#### Listed records

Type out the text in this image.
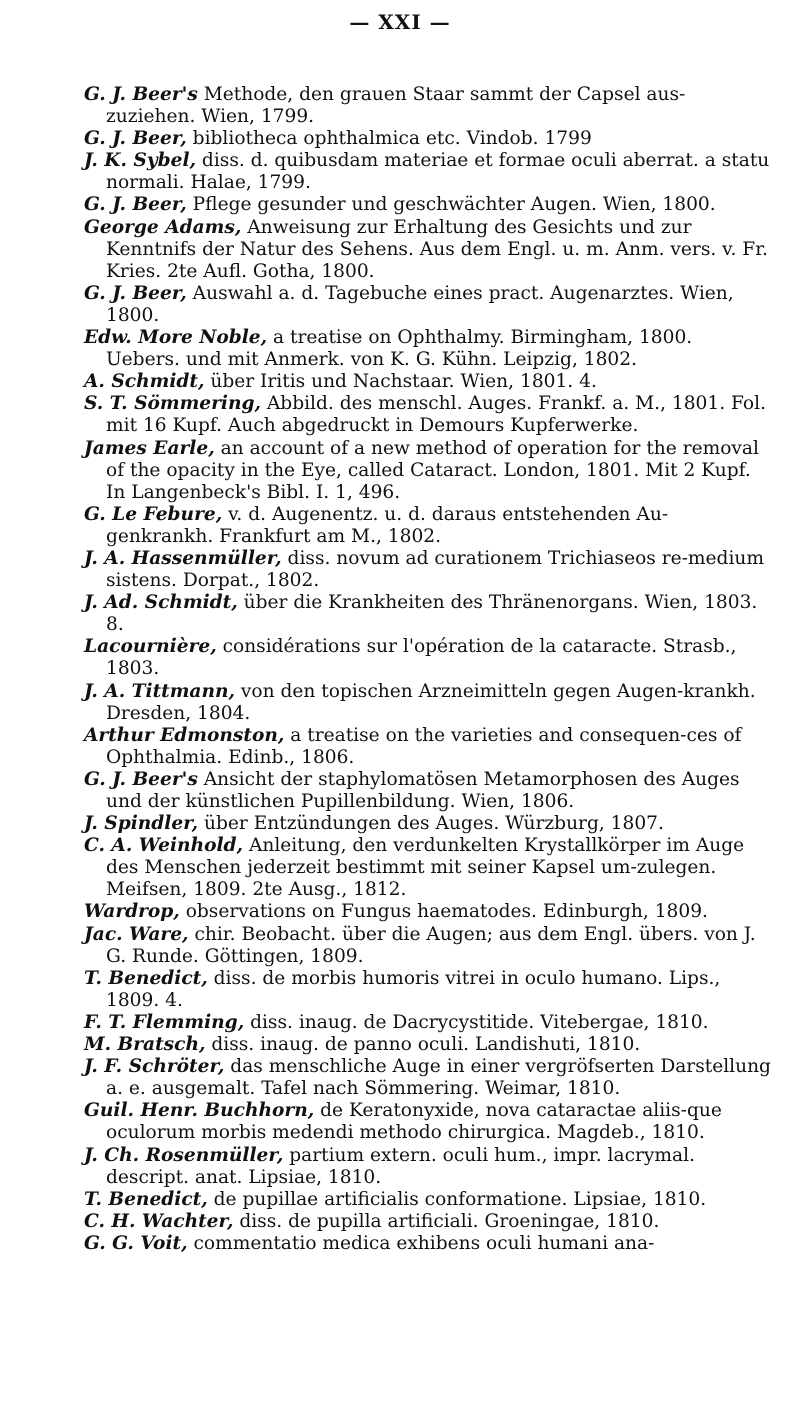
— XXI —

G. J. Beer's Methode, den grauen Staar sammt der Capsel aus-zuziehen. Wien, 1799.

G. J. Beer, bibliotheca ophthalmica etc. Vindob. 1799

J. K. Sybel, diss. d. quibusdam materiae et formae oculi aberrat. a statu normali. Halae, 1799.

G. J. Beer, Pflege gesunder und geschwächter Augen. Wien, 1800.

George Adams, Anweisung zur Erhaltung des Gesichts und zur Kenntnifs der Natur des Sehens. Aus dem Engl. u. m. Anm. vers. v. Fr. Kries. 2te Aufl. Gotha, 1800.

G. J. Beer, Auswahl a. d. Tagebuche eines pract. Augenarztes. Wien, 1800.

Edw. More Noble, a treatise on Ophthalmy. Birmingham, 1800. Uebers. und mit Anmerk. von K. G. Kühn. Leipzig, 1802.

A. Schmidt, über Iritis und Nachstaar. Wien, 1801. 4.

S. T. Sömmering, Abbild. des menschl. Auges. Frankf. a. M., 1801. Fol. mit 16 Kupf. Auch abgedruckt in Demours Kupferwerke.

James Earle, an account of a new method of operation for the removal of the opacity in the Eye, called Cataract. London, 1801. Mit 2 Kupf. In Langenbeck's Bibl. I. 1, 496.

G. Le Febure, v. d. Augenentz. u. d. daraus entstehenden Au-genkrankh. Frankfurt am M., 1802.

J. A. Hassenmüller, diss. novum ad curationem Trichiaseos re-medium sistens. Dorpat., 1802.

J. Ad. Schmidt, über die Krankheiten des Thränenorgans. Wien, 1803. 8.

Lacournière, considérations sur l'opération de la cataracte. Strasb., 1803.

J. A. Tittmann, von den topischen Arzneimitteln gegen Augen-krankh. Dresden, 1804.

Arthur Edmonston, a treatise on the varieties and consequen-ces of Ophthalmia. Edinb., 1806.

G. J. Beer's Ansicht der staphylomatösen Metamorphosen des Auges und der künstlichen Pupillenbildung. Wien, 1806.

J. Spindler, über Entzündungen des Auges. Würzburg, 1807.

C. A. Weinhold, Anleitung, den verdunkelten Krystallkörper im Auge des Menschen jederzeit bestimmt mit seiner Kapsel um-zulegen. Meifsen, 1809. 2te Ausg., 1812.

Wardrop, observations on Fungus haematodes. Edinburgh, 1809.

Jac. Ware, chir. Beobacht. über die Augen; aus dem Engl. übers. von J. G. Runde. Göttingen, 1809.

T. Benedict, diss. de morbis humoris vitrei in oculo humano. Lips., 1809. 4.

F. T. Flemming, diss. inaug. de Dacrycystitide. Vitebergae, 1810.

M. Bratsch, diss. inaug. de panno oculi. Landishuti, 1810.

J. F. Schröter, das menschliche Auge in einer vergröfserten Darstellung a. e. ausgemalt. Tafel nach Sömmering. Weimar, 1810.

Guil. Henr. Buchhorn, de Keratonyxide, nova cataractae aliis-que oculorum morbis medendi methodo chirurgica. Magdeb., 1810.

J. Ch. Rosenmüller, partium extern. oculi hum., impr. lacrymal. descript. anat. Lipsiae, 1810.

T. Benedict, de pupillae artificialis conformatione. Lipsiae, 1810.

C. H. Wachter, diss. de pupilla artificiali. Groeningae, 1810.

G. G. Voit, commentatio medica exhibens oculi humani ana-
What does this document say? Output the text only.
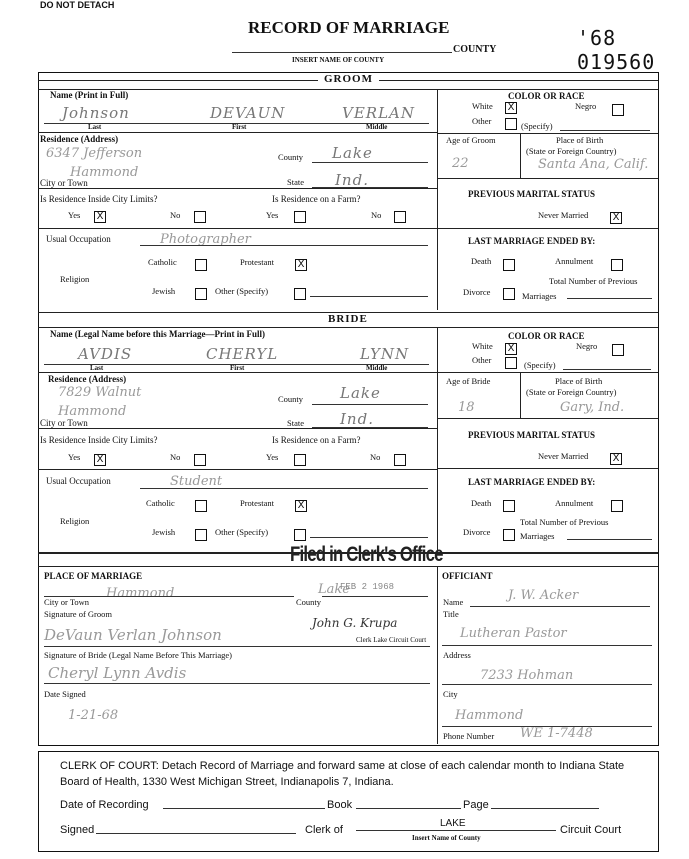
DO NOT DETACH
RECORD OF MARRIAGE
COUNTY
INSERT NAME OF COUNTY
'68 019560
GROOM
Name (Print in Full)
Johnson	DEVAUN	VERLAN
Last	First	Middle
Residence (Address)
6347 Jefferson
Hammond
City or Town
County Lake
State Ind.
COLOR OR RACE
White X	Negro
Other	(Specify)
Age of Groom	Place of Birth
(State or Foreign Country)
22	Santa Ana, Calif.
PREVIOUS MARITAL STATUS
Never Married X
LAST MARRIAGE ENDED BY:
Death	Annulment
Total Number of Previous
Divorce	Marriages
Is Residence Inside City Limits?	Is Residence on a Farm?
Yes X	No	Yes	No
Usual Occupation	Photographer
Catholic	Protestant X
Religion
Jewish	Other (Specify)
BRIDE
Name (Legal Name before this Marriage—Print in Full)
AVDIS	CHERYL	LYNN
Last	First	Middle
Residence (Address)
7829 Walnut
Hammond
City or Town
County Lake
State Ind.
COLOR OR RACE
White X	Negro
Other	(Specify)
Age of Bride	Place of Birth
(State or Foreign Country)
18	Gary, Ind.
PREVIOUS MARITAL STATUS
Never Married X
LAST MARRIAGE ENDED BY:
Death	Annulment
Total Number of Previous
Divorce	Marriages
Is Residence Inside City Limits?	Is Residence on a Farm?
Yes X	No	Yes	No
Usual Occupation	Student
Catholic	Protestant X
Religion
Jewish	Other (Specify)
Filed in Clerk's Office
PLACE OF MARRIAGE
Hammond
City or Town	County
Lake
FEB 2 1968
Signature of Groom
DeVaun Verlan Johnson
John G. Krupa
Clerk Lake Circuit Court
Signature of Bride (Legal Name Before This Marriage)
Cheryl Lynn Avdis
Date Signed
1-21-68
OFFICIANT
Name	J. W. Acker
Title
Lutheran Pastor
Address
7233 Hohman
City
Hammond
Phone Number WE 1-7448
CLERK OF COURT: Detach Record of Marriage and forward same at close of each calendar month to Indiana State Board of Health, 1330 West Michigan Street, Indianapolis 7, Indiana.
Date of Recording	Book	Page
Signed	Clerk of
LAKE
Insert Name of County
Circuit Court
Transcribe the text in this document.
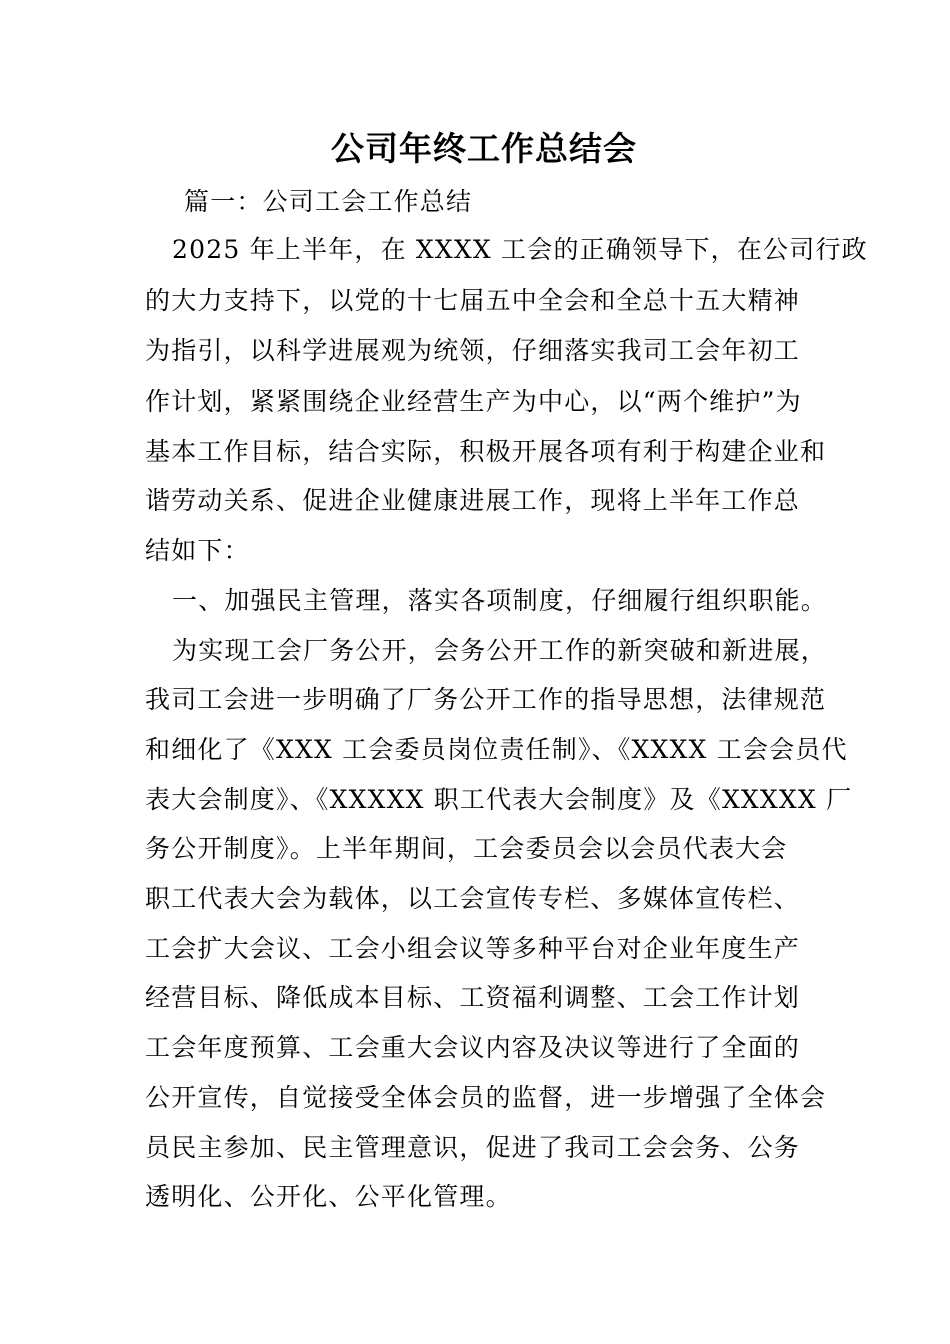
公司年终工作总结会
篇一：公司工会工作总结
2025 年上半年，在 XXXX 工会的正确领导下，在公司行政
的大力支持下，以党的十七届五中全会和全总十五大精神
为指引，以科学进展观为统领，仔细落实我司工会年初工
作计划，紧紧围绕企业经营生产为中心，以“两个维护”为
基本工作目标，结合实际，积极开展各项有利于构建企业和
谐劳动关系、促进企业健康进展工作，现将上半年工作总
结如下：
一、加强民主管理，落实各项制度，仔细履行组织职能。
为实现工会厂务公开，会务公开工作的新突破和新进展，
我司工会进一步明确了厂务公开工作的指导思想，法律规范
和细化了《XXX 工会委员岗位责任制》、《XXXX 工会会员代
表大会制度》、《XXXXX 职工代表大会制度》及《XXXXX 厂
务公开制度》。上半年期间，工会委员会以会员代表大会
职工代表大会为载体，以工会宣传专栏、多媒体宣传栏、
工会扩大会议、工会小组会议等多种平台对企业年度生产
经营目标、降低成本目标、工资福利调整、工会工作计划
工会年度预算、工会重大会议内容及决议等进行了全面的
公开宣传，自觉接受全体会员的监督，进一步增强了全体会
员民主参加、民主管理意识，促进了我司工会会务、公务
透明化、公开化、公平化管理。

* * *

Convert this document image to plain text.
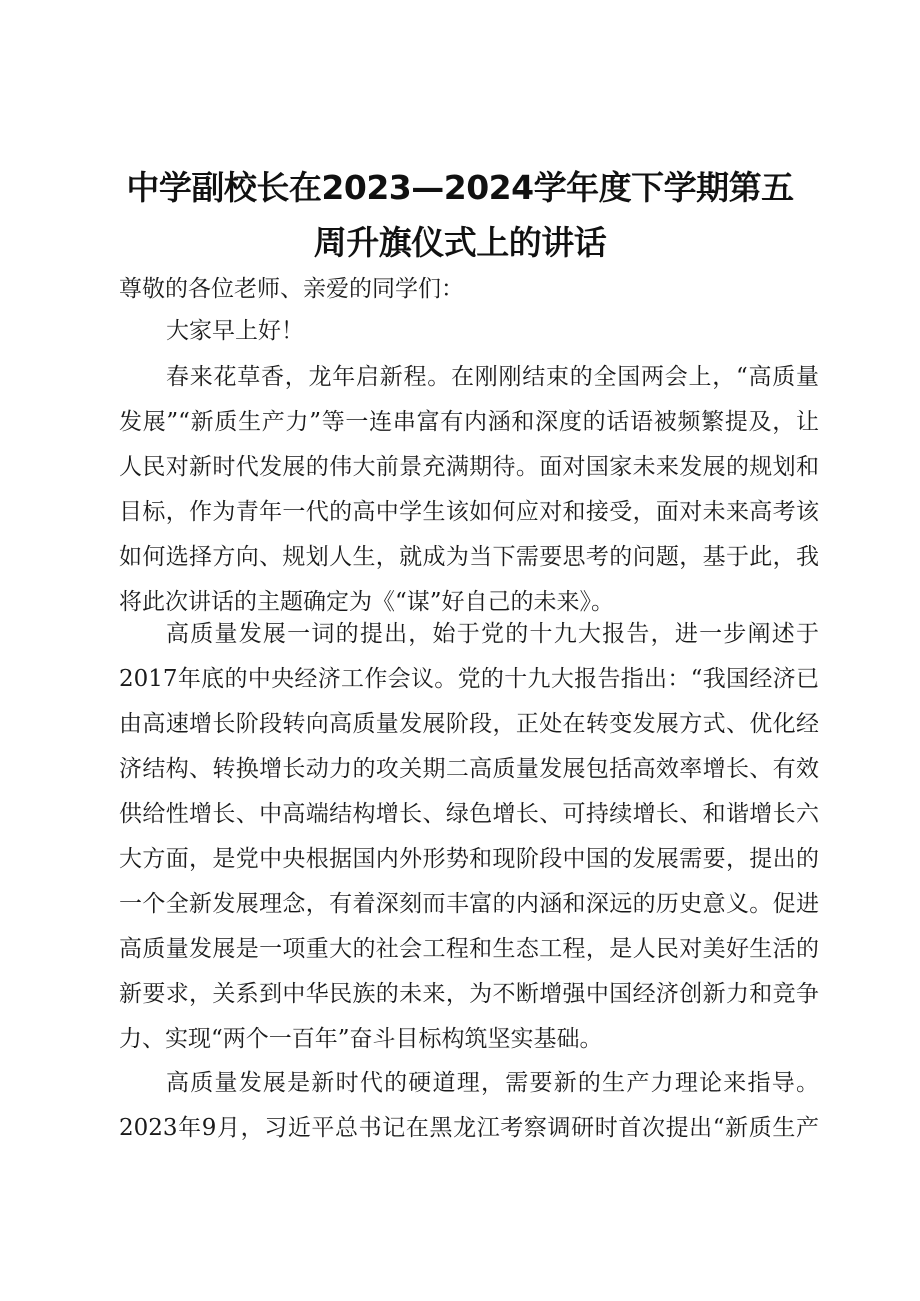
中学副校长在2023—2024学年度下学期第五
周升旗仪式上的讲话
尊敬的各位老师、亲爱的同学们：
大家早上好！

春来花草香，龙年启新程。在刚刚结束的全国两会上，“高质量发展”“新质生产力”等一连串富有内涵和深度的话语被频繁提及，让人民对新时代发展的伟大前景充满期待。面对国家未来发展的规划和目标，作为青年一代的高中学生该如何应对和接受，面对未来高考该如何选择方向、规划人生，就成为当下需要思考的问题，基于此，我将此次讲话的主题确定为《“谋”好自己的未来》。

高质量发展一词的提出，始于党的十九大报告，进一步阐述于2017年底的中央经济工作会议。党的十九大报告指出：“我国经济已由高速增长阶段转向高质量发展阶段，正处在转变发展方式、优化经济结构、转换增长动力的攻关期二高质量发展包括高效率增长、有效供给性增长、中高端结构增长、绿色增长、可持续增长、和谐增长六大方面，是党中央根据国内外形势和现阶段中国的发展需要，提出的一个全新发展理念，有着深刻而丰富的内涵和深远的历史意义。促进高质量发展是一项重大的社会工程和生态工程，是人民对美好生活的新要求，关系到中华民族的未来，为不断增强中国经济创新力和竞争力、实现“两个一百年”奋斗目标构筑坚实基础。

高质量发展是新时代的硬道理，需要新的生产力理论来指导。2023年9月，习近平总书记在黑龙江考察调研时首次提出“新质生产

#### What is being asked
Filter the records down to the lines that contain the string "Wien", and copy those lines.

#### The result
G. J. Beer's Methode, den grauen Staar sammt der Capsel aus-zuziehen. Wien, 1799.
G. J. Beer, Pflege gesunder und geschwächter Augen. Wien, 1800.
G. J. Beer, Auswahl a. d. Tagebuche eines pract. Augenarztes. Wien, 1800.
A. Schmidt, über Iritis und Nachstaar. Wien, 1801. 4.
J. Ad. Schmidt, über die Krankheiten des Thränenorgans. Wien, 1803. 8.
G. J. Beer's Ansicht der staphylomatösen Metamorphosen des Auges und der künstlichen Pupillenbildung. Wien, 1806.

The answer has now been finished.